TASK DETAILS: Extract exactly the range of lines bounded by the line containing "What's the underlying" and the final line of the listing, both ends included, and no other lines.

EXCERPTED RECORDS:

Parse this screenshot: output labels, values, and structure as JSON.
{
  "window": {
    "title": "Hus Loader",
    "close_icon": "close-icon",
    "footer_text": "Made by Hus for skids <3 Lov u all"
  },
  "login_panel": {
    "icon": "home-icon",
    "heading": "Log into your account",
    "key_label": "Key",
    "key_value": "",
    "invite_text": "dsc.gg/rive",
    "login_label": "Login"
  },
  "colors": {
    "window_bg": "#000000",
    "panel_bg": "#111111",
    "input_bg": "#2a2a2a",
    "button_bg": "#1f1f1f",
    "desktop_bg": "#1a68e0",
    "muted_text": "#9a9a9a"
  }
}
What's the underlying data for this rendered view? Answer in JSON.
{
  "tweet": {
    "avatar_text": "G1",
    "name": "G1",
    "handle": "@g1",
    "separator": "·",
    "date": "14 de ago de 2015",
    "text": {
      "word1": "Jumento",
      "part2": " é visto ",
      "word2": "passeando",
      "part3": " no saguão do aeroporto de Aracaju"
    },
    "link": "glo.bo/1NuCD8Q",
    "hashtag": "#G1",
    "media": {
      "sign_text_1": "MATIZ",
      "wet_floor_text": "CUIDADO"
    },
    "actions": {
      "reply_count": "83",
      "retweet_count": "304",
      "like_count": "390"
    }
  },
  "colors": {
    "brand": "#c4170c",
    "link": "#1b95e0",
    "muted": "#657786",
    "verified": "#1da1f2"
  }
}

RESPONSE TO THIS EXERCISE:
What's the underlying data for this rendered view? Answer in JSON.
{
  "tweet": {
    "avatar_text": "G1",
    "name": "G1",
    "handle": "@g1",
    "separator": "·",
    "date": "14 de ago de 2015",
    "text": {
      "word1": "Jumento",
      "part2": " é visto ",
      "word2": "passeando",
      "part3": " no saguão do aeroporto de Aracaju"
    },
    "link": "glo.bo/1NuCD8Q",
    "hashtag": "#G1",
    "media": {
      "sign_text_1": "MATIZ",
      "wet_floor_text": "CUIDADO"
    },
    "actions": {
      "reply_count": "83",
      "retweet_count": "304",
      "like_count": "390"
    }
  },
  "colors": {
    "brand": "#c4170c",
    "link": "#1b95e0",
    "muted": "#657786",
    "verified": "#1da1f2"
  }
}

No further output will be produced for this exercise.